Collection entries
========================================================================

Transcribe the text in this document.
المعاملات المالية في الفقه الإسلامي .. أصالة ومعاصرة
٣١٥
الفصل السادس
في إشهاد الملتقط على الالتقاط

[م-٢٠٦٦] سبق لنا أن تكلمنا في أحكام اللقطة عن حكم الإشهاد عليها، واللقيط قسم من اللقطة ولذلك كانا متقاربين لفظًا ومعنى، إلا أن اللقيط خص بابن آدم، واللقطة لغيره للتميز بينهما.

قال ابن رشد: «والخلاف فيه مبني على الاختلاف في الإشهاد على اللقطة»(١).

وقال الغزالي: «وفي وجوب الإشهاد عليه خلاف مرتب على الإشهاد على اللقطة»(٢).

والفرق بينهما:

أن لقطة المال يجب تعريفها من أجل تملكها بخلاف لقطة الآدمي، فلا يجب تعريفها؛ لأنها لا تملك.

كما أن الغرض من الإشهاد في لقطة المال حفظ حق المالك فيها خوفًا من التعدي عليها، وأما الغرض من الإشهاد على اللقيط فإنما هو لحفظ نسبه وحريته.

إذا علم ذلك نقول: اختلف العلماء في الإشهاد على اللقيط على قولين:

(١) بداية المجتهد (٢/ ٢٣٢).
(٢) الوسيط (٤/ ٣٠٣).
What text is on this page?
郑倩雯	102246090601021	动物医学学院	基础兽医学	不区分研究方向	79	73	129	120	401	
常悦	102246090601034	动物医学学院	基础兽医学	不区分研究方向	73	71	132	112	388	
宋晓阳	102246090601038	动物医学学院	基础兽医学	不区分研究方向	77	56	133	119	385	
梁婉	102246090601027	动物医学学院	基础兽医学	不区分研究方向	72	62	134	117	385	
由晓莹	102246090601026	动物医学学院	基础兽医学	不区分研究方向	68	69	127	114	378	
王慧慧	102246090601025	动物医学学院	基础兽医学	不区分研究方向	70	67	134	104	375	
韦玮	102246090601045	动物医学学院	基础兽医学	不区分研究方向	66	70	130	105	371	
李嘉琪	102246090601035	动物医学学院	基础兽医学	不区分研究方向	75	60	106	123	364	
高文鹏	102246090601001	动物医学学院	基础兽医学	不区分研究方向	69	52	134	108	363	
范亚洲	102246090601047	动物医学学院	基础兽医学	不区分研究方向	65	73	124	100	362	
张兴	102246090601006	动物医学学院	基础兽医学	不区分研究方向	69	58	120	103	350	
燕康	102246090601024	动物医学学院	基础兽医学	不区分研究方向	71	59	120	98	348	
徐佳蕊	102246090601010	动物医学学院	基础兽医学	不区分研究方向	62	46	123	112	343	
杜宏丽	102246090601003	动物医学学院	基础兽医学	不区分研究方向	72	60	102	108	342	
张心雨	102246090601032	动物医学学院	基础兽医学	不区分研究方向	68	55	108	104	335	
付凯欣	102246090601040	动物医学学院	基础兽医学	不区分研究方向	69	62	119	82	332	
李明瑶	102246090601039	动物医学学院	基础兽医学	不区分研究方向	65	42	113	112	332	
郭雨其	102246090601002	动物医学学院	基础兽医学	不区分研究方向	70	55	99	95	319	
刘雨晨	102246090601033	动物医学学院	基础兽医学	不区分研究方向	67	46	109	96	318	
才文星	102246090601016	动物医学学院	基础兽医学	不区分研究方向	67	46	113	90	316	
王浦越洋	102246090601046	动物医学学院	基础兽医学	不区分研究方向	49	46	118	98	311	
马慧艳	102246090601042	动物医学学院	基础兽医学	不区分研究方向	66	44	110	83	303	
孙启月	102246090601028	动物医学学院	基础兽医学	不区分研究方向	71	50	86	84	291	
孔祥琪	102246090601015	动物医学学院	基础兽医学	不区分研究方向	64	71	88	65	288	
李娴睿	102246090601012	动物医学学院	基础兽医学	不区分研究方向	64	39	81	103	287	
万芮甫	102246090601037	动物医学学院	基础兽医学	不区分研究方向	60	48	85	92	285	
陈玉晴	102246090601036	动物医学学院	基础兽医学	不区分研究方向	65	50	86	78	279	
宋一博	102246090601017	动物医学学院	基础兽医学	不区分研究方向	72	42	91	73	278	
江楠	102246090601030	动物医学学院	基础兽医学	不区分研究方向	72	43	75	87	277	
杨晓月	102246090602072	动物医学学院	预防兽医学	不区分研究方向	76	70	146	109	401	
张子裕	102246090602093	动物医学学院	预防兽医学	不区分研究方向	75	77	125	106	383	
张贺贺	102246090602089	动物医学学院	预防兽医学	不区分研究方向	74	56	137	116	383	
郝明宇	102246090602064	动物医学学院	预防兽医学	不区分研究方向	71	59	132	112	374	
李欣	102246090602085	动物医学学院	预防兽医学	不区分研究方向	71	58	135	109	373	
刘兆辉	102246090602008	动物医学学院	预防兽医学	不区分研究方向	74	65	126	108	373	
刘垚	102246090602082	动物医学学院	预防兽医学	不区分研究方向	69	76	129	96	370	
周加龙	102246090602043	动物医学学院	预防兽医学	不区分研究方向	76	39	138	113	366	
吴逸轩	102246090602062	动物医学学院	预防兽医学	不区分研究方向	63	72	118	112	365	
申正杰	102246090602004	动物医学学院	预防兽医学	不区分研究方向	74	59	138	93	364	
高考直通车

========================================================================

* _To be done_: Exactly reproduce every line found in the records.

* _Response to the exercise_:
Transcribe the text in this document.
المعاملات المالية في الفقه الإسلامي .. أصالة ومعاصرة
٣١٥
الفصل السادس
في إشهاد الملتقط على الالتقاط

[م-٢٠٦٦] سبق لنا أن تكلمنا في أحكام اللقطة عن حكم الإشهاد عليها، واللقيط قسم من اللقطة ولذلك كانا متقاربين لفظًا ومعنى، إلا أن اللقيط خص بابن آدم، واللقطة لغيره للتميز بينهما.

قال ابن رشد: «والخلاف فيه مبني على الاختلاف في الإشهاد على اللقطة»(١).

وقال الغزالي: «وفي وجوب الإشهاد عليه خلاف مرتب على الإشهاد على اللقطة»(٢).

والفرق بينهما:

أن لقطة المال يجب تعريفها من أجل تملكها بخلاف لقطة الآدمي، فلا يجب تعريفها؛ لأنها لا تملك.

كما أن الغرض من الإشهاد في لقطة المال حفظ حق المالك فيها خوفًا من التعدي عليها، وأما الغرض من الإشهاد على اللقيط فإنما هو لحفظ نسبه وحريته.

إذا علم ذلك نقول: اختلف العلماء في الإشهاد على اللقيط على قولين:

(١) بداية المجتهد (٢/ ٢٣٢).
(٢) الوسيط (٤/ ٣٠٣).
What text is on this page?
郑倩雯	102246090601021	动物医学学院	基础兽医学	不区分研究方向	79	73	129	120	401	
常悦	102246090601034	动物医学学院	基础兽医学	不区分研究方向	73	71	132	112	388	
宋晓阳	102246090601038	动物医学学院	基础兽医学	不区分研究方向	77	56	133	119	385	
梁婉	102246090601027	动物医学学院	基础兽医学	不区分研究方向	72	62	134	117	385	
由晓莹	102246090601026	动物医学学院	基础兽医学	不区分研究方向	68	69	127	114	378	
王慧慧	102246090601025	动物医学学院	基础兽医学	不区分研究方向	70	67	134	104	375	
韦玮	102246090601045	动物医学学院	基础兽医学	不区分研究方向	66	70	130	105	371	
李嘉琪	102246090601035	动物医学学院	基础兽医学	不区分研究方向	75	60	106	123	364	
高文鹏	102246090601001	动物医学学院	基础兽医学	不区分研究方向	69	52	134	108	363	
范亚洲	102246090601047	动物医学学院	基础兽医学	不区分研究方向	65	73	124	100	362	
张兴	102246090601006	动物医学学院	基础兽医学	不区分研究方向	69	58	120	103	350	
燕康	102246090601024	动物医学学院	基础兽医学	不区分研究方向	71	59	120	98	348	
徐佳蕊	102246090601010	动物医学学院	基础兽医学	不区分研究方向	62	46	123	112	343	
杜宏丽	102246090601003	动物医学学院	基础兽医学	不区分研究方向	72	60	102	108	342	
张心雨	102246090601032	动物医学学院	基础兽医学	不区分研究方向	68	55	108	104	335	
付凯欣	102246090601040	动物医学学院	基础兽医学	不区分研究方向	69	62	119	82	332	
李明瑶	102246090601039	动物医学学院	基础兽医学	不区分研究方向	65	42	113	112	332	
郭雨其	102246090601002	动物医学学院	基础兽医学	不区分研究方向	70	55	99	95	319	
刘雨晨	102246090601033	动物医学学院	基础兽医学	不区分研究方向	67	46	109	96	318	
才文星	102246090601016	动物医学学院	基础兽医学	不区分研究方向	67	46	113	90	316	
王浦越洋	102246090601046	动物医学学院	基础兽医学	不区分研究方向	49	46	118	98	311	
马慧艳	102246090601042	动物医学学院	基础兽医学	不区分研究方向	66	44	110	83	303	
孙启月	102246090601028	动物医学学院	基础兽医学	不区分研究方向	71	50	86	84	291	
孔祥琪	102246090601015	动物医学学院	基础兽医学	不区分研究方向	64	71	88	65	288	
李娴睿	102246090601012	动物医学学院	基础兽医学	不区分研究方向	64	39	81	103	287	
万芮甫	102246090601037	动物医学学院	基础兽医学	不区分研究方向	60	48	85	92	285	
陈玉晴	102246090601036	动物医学学院	基础兽医学	不区分研究方向	65	50	86	78	279	
宋一博	102246090601017	动物医学学院	基础兽医学	不区分研究方向	72	42	91	73	278	
江楠	102246090601030	动物医学学院	基础兽医学	不区分研究方向	72	43	75	87	277	
杨晓月	102246090602072	动物医学学院	预防兽医学	不区分研究方向	76	70	146	109	401	
张子裕	102246090602093	动物医学学院	预防兽医学	不区分研究方向	75	77	125	106	383	
张贺贺	102246090602089	动物医学学院	预防兽医学	不区分研究方向	74	56	137	116	383	
郝明宇	102246090602064	动物医学学院	预防兽医学	不区分研究方向	71	59	132	112	374	
李欣	102246090602085	动物医学学院	预防兽医学	不区分研究方向	71	58	135	109	373	
刘兆辉	102246090602008	动物医学学院	预防兽医学	不区分研究方向	74	65	126	108	373	
刘垚	102246090602082	动物医学学院	预防兽医学	不区分研究方向	69	76	129	96	370	
周加龙	102246090602043	动物医学学院	预防兽医学	不区分研究方向	76	39	138	113	366	
吴逸轩	102246090602062	动物医学学院	预防兽医学	不区分研究方向	63	72	118	112	365	
申正杰	102246090602004	动物医学学院	预防兽医学	不区分研究方向	74	59	138	93	364	
高考直通车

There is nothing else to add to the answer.